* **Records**

=======

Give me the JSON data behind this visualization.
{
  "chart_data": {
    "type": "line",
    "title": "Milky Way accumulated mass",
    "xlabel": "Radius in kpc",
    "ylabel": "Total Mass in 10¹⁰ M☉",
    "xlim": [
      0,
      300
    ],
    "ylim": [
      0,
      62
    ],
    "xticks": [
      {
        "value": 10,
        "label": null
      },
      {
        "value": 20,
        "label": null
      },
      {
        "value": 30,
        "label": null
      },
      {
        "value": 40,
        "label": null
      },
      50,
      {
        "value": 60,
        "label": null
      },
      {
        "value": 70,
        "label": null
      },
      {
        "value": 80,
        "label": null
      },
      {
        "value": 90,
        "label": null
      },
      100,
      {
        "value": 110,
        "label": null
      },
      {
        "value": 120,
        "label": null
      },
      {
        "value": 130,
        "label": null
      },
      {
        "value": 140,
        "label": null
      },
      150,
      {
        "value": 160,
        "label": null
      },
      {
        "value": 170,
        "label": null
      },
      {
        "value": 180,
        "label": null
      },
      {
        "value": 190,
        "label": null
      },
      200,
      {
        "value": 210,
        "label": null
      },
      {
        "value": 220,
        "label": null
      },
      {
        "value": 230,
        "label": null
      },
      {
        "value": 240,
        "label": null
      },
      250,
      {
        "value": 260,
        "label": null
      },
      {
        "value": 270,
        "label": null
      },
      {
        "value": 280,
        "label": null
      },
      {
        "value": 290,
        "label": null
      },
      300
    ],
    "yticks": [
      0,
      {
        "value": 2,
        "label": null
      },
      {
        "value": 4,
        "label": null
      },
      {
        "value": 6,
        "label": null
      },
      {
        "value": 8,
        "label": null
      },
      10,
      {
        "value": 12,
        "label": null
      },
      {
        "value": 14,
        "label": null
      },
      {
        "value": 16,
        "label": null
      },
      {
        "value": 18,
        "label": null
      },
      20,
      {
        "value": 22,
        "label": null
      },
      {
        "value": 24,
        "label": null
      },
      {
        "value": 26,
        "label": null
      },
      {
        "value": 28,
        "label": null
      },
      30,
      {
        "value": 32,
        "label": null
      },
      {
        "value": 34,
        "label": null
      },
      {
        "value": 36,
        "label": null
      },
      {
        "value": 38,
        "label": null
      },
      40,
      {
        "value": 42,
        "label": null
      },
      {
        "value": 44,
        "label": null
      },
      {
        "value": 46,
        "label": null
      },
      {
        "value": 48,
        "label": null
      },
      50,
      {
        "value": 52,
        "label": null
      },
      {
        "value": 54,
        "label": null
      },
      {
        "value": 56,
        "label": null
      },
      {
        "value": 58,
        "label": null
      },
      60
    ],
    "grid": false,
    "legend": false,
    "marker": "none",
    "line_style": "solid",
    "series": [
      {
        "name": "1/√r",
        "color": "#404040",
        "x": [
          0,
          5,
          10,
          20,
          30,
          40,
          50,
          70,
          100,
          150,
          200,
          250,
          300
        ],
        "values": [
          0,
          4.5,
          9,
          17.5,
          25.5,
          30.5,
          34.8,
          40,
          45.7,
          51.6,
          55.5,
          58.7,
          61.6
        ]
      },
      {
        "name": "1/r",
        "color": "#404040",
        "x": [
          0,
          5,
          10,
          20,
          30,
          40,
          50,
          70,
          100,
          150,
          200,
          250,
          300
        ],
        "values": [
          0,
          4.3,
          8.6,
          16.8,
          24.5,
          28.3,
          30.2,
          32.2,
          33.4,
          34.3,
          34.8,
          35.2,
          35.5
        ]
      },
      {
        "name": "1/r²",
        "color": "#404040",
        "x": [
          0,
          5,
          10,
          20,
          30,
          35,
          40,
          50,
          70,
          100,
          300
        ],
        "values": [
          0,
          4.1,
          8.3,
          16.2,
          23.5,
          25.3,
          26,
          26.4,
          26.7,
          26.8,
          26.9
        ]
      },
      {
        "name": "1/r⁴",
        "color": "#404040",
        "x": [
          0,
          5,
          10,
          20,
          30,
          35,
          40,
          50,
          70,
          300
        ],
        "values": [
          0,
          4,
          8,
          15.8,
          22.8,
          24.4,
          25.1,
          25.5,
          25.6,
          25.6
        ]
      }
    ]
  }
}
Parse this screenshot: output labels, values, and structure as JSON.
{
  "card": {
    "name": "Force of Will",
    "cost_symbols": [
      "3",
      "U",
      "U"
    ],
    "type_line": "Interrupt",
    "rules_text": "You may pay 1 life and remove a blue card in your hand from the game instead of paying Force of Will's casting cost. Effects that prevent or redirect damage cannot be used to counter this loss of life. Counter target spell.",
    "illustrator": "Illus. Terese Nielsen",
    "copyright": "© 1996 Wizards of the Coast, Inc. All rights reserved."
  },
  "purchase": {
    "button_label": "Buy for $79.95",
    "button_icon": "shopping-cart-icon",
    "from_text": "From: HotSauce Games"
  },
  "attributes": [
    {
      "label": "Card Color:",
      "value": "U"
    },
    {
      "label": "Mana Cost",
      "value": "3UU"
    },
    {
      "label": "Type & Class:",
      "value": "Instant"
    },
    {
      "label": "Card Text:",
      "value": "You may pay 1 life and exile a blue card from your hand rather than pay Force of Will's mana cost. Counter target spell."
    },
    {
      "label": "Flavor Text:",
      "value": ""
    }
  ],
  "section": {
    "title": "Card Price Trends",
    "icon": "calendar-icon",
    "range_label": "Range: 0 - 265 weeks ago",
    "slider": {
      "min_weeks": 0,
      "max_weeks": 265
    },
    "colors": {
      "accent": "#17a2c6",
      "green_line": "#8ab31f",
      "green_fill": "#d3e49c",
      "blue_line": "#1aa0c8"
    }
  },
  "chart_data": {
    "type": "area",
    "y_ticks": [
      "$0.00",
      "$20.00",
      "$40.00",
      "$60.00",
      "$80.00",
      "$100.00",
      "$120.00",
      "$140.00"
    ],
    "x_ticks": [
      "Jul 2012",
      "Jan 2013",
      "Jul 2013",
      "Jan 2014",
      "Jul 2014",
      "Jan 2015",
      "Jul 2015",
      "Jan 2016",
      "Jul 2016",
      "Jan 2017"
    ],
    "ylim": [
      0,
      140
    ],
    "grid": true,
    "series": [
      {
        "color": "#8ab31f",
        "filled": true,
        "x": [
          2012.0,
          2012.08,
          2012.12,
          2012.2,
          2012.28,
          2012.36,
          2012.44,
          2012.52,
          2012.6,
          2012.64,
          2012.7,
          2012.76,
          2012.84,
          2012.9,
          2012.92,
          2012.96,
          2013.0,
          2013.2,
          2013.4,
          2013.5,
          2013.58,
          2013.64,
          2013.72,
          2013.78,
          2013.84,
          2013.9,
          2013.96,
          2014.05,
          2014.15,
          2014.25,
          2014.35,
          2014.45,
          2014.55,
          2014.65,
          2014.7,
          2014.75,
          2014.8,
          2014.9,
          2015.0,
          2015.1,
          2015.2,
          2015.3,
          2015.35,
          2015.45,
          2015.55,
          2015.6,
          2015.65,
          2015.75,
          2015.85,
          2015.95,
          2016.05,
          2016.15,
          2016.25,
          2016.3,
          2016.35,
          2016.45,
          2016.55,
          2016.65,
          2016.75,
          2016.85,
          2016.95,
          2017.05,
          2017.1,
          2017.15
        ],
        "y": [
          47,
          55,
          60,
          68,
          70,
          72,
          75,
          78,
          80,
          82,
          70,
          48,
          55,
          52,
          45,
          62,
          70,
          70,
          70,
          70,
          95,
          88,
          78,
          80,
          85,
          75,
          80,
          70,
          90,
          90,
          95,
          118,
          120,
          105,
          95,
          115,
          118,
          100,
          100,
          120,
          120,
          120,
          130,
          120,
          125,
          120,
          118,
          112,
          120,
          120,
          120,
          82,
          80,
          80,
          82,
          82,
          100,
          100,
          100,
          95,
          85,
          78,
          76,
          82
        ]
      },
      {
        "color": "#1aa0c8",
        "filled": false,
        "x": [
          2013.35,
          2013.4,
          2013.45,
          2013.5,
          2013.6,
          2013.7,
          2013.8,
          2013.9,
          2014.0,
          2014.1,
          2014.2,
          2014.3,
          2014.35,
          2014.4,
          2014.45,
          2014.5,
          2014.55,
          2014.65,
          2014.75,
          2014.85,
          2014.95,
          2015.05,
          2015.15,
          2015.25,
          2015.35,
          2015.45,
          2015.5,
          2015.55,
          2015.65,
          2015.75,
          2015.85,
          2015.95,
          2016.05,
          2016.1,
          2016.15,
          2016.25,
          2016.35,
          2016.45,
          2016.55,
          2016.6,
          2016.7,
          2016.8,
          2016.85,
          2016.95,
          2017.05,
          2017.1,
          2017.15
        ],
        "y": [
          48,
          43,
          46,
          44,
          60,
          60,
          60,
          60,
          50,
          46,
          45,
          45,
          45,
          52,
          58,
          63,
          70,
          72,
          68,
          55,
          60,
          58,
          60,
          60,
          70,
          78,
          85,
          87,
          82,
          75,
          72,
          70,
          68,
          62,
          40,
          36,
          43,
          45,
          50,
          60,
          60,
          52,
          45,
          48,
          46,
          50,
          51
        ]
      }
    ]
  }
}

=======

* **Objective**
Work out how many lines of the data above contain the string "your" and give the number alone.

* **Exercise solution**
2